**Your instructions:**
Pick out every line that holds the string "Hesabına" and copy it.

BEGIN Exercise materials

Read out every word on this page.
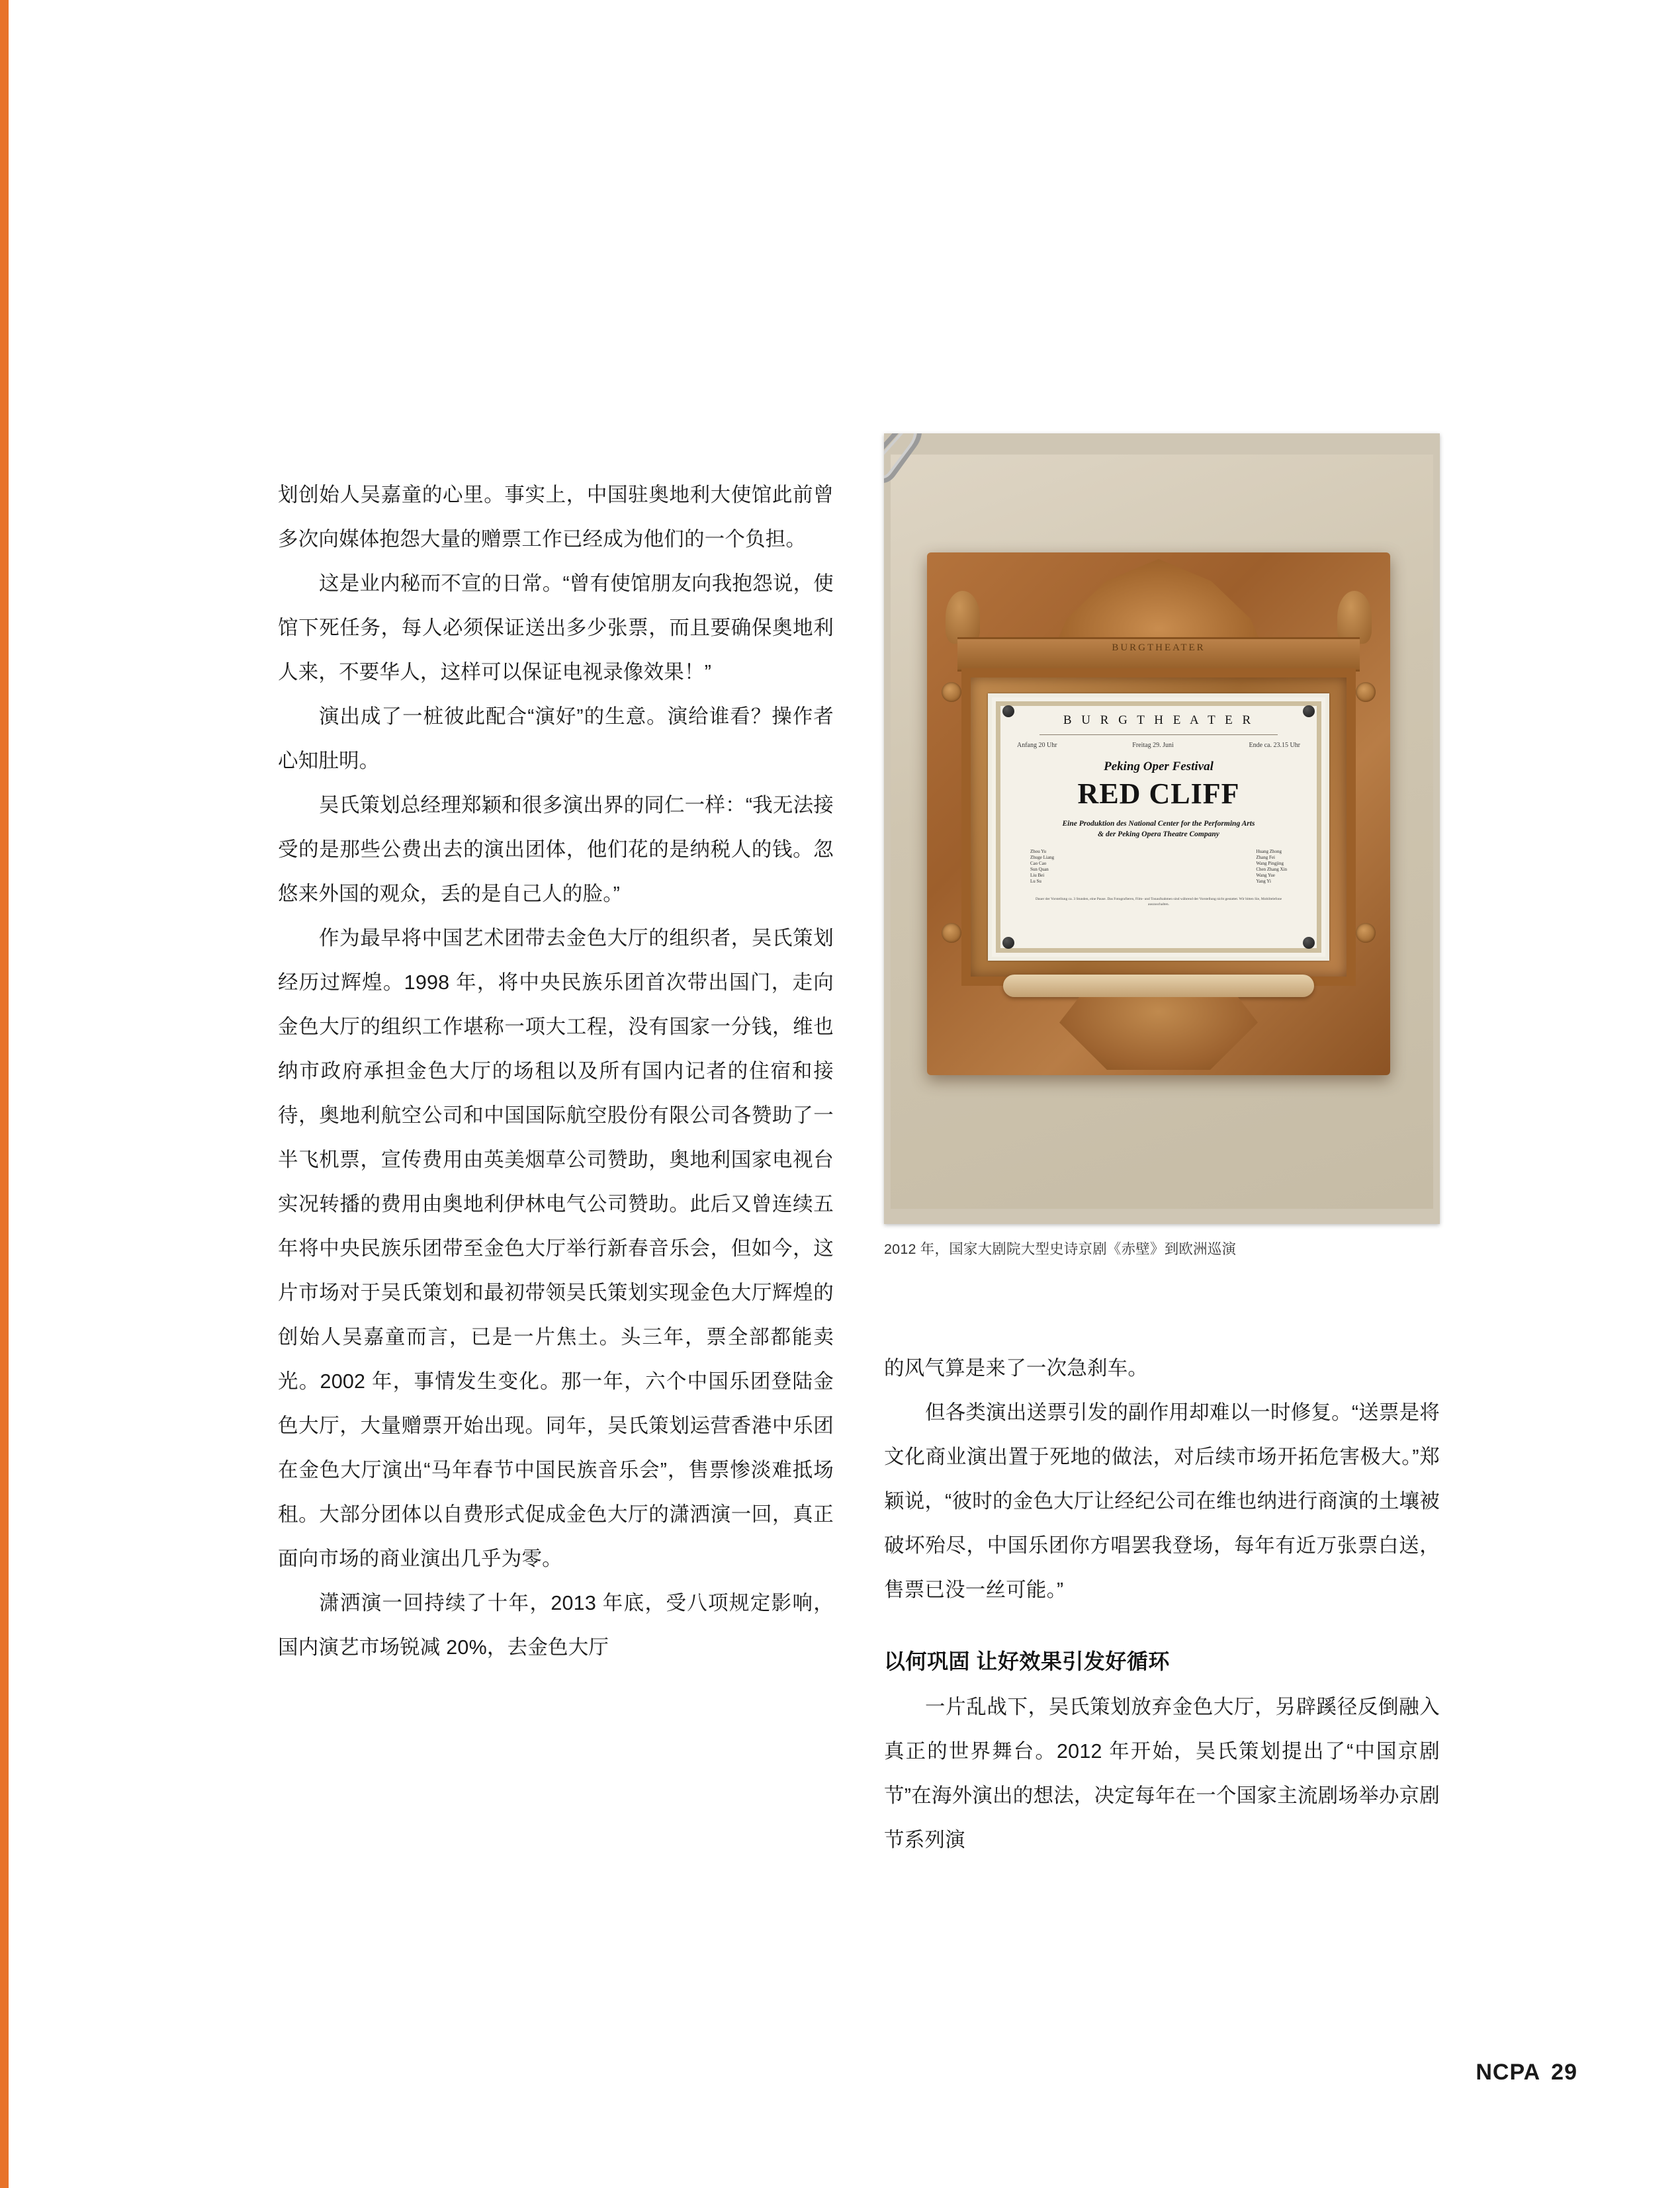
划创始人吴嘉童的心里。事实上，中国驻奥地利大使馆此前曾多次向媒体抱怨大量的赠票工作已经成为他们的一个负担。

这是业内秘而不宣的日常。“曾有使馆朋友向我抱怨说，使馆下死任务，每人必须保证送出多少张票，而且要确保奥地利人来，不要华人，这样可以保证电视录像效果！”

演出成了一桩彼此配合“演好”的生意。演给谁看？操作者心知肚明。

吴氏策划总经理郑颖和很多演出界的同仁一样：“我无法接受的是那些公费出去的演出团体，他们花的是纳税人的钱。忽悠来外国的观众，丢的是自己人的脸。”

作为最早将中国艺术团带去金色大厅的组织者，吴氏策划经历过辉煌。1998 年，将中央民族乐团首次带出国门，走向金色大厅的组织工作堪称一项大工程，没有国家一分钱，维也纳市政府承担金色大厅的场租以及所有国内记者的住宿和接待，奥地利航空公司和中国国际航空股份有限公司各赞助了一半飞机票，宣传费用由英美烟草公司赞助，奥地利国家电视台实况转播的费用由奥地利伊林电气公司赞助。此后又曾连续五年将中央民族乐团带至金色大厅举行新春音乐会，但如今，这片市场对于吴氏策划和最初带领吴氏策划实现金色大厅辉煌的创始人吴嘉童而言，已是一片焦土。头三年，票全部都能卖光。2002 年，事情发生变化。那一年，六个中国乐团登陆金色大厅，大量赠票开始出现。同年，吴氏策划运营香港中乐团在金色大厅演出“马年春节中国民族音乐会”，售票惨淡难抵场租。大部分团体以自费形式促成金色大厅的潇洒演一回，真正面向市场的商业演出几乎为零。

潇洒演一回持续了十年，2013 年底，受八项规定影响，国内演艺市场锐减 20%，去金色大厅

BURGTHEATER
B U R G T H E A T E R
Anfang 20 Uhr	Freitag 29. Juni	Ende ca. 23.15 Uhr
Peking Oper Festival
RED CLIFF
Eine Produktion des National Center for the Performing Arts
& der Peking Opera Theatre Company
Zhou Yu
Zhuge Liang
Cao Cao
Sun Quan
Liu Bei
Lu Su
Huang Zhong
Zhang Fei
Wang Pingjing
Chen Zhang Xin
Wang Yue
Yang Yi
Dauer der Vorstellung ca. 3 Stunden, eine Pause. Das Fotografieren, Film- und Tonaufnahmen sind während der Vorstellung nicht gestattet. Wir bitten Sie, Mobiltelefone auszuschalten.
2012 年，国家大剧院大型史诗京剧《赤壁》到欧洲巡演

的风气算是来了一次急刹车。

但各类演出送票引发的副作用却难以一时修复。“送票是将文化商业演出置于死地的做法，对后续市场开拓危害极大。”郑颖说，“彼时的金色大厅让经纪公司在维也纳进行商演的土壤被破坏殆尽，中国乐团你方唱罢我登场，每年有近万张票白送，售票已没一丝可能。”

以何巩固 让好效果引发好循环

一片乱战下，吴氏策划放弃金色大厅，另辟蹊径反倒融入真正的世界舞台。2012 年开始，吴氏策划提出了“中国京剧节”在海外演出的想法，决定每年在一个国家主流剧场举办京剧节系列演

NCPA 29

END Exercise materials
BEGIN Exercise materials

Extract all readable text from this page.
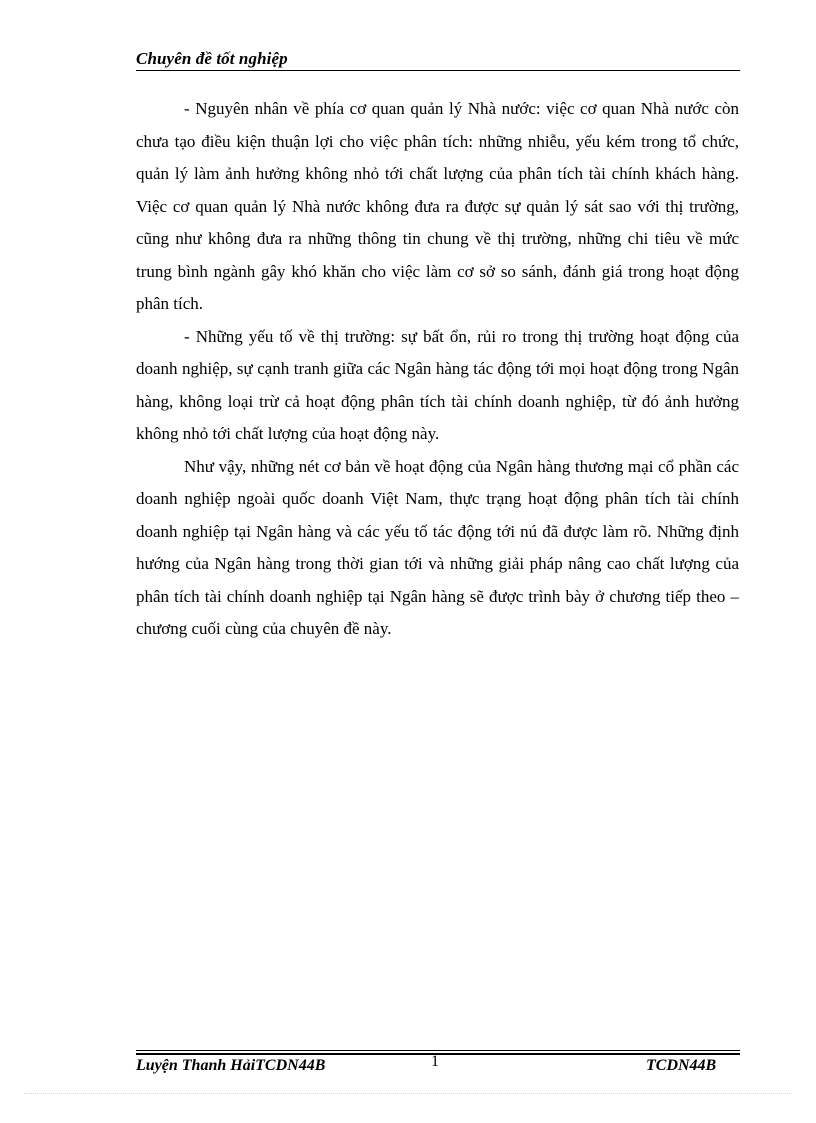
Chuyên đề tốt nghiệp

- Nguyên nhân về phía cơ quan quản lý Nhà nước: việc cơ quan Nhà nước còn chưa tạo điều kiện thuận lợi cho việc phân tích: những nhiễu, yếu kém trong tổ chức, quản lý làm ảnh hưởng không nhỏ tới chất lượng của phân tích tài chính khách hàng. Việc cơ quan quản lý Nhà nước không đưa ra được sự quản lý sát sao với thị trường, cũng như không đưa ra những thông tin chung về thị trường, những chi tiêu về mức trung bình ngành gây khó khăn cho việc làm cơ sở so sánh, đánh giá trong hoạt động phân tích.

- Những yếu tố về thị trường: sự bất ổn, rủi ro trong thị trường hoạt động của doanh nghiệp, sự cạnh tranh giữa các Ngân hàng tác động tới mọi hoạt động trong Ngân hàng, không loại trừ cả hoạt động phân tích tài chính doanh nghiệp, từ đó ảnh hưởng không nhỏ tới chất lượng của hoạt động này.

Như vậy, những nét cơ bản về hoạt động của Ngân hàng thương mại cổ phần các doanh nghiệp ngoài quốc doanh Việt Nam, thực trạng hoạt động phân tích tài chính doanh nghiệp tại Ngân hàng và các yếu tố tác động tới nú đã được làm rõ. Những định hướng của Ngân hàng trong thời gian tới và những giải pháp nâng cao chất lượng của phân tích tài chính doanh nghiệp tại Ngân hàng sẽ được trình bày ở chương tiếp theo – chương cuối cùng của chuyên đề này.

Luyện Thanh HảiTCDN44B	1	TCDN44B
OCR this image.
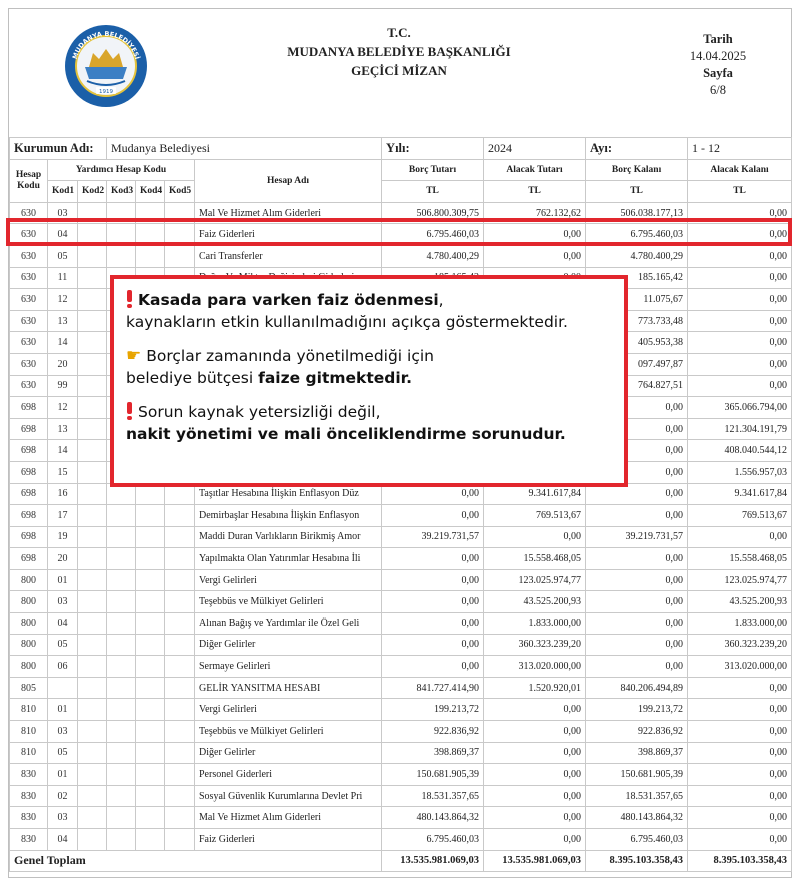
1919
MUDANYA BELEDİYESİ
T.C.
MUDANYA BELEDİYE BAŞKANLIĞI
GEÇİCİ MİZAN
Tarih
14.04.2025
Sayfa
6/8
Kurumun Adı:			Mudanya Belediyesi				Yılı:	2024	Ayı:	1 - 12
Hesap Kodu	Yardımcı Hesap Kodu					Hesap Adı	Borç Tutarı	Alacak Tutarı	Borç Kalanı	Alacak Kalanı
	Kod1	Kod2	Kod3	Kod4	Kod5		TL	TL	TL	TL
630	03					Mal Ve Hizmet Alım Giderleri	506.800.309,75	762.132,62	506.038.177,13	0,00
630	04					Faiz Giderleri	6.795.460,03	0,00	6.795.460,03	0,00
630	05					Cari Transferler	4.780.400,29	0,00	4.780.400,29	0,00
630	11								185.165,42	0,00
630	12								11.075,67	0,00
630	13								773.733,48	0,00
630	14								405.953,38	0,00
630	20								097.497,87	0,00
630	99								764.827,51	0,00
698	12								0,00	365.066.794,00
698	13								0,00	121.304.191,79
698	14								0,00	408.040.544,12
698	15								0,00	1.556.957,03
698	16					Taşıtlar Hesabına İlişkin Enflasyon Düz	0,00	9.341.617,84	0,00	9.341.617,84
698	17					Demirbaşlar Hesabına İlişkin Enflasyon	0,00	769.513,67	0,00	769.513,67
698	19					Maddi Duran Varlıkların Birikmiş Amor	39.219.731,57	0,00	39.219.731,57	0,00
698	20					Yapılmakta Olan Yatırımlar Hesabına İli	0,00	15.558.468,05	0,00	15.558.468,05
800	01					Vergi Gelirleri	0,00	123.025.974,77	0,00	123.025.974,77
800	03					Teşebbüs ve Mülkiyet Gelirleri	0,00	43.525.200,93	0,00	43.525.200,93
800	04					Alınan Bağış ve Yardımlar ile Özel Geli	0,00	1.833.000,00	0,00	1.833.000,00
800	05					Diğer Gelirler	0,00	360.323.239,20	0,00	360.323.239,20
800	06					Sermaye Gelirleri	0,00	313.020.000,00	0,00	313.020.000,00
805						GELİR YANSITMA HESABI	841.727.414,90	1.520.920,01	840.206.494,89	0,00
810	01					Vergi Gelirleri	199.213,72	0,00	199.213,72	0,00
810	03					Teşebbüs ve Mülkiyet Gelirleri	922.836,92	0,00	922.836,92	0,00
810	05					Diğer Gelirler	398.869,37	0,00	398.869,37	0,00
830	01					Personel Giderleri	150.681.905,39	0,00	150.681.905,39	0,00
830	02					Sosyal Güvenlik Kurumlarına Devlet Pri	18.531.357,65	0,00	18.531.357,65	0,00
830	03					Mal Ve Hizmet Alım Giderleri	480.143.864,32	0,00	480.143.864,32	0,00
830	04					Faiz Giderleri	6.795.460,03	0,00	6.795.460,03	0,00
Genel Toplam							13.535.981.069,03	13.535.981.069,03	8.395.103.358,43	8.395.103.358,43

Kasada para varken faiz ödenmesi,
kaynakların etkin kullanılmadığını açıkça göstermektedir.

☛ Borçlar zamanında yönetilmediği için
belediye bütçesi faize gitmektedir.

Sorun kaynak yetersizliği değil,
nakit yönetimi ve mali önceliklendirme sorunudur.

END Exercise materials

**Task result:**
698	16					Taşıtlar Hesabına İlişkin Enflasyon Düz	0,00	9.341.617,84	0,00	9.341.617,84
698	17					Demirbaşlar Hesabına İlişkin Enflasyon	0,00	769.513,67	0,00	769.513,67
698	20					Yapılmakta Olan Yatırımlar Hesabına İli	0,00	15.558.468,05	0,00	15.558.468,05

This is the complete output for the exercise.